---------- Material for this exercise ----------

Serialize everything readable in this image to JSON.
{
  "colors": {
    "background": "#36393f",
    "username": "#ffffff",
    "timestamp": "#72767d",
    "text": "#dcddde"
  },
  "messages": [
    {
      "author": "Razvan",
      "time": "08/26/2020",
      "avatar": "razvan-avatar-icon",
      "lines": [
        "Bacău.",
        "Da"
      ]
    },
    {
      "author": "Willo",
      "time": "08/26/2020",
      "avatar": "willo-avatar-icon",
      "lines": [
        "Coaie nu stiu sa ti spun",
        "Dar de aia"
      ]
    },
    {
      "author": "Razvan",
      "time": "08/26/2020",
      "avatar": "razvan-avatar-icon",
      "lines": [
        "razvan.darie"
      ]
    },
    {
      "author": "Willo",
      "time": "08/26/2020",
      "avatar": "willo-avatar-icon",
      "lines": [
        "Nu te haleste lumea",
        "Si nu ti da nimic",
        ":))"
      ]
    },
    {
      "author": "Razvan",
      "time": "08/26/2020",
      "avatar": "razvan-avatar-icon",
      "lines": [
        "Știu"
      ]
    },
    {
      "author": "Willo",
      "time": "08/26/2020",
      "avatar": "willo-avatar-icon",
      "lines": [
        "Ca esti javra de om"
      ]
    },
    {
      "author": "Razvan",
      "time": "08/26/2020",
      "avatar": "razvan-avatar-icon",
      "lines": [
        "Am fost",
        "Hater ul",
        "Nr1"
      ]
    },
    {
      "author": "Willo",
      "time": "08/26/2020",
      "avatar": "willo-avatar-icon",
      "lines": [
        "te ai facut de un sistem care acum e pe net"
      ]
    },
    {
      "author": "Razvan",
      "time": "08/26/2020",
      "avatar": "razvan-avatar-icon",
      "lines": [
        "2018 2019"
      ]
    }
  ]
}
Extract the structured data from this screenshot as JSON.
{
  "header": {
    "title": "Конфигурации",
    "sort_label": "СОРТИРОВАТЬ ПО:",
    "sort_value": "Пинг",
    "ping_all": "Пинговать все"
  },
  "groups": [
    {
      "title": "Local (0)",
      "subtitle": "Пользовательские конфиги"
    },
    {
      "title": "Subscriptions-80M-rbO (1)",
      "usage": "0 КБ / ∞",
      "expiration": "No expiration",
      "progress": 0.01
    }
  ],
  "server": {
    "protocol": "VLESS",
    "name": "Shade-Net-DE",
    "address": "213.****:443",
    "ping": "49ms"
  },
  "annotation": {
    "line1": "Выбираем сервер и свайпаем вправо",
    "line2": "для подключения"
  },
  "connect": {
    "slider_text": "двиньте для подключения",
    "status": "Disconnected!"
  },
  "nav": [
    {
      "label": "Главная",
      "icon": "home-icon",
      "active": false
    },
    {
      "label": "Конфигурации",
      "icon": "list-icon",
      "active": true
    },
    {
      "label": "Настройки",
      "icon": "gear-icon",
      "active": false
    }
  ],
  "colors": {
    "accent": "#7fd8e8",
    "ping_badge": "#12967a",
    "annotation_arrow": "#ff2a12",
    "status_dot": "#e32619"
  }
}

----------

The task ->
Copy all the records above precisely.

Answer in full ->
Serialize everything readable in this image to JSON.
{
  "colors": {
    "background": "#36393f",
    "username": "#ffffff",
    "timestamp": "#72767d",
    "text": "#dcddde"
  },
  "messages": [
    {
      "author": "Razvan",
      "time": "08/26/2020",
      "avatar": "razvan-avatar-icon",
      "lines": [
        "Bacău.",
        "Da"
      ]
    },
    {
      "author": "Willo",
      "time": "08/26/2020",
      "avatar": "willo-avatar-icon",
      "lines": [
        "Coaie nu stiu sa ti spun",
        "Dar de aia"
      ]
    },
    {
      "author": "Razvan",
      "time": "08/26/2020",
      "avatar": "razvan-avatar-icon",
      "lines": [
        "razvan.darie"
      ]
    },
    {
      "author": "Willo",
      "time": "08/26/2020",
      "avatar": "willo-avatar-icon",
      "lines": [
        "Nu te haleste lumea",
        "Si nu ti da nimic",
        ":))"
      ]
    },
    {
      "author": "Razvan",
      "time": "08/26/2020",
      "avatar": "razvan-avatar-icon",
      "lines": [
        "Știu"
      ]
    },
    {
      "author": "Willo",
      "time": "08/26/2020",
      "avatar": "willo-avatar-icon",
      "lines": [
        "Ca esti javra de om"
      ]
    },
    {
      "author": "Razvan",
      "time": "08/26/2020",
      "avatar": "razvan-avatar-icon",
      "lines": [
        "Am fost",
        "Hater ul",
        "Nr1"
      ]
    },
    {
      "author": "Willo",
      "time": "08/26/2020",
      "avatar": "willo-avatar-icon",
      "lines": [
        "te ai facut de un sistem care acum e pe net"
      ]
    },
    {
      "author": "Razvan",
      "time": "08/26/2020",
      "avatar": "razvan-avatar-icon",
      "lines": [
        "2018 2019"
      ]
    }
  ]
}
Extract the structured data from this screenshot as JSON.
{
  "header": {
    "title": "Конфигурации",
    "sort_label": "СОРТИРОВАТЬ ПО:",
    "sort_value": "Пинг",
    "ping_all": "Пинговать все"
  },
  "groups": [
    {
      "title": "Local (0)",
      "subtitle": "Пользовательские конфиги"
    },
    {
      "title": "Subscriptions-80M-rbO (1)",
      "usage": "0 КБ / ∞",
      "expiration": "No expiration",
      "progress": 0.01
    }
  ],
  "server": {
    "protocol": "VLESS",
    "name": "Shade-Net-DE",
    "address": "213.****:443",
    "ping": "49ms"
  },
  "annotation": {
    "line1": "Выбираем сервер и свайпаем вправо",
    "line2": "для подключения"
  },
  "connect": {
    "slider_text": "двиньте для подключения",
    "status": "Disconnected!"
  },
  "nav": [
    {
      "label": "Главная",
      "icon": "home-icon",
      "active": false
    },
    {
      "label": "Конфигурации",
      "icon": "list-icon",
      "active": true
    },
    {
      "label": "Настройки",
      "icon": "gear-icon",
      "active": false
    }
  ],
  "colors": {
    "accent": "#7fd8e8",
    "ping_badge": "#12967a",
    "annotation_arrow": "#ff2a12",
    "status_dot": "#e32619"
  }
}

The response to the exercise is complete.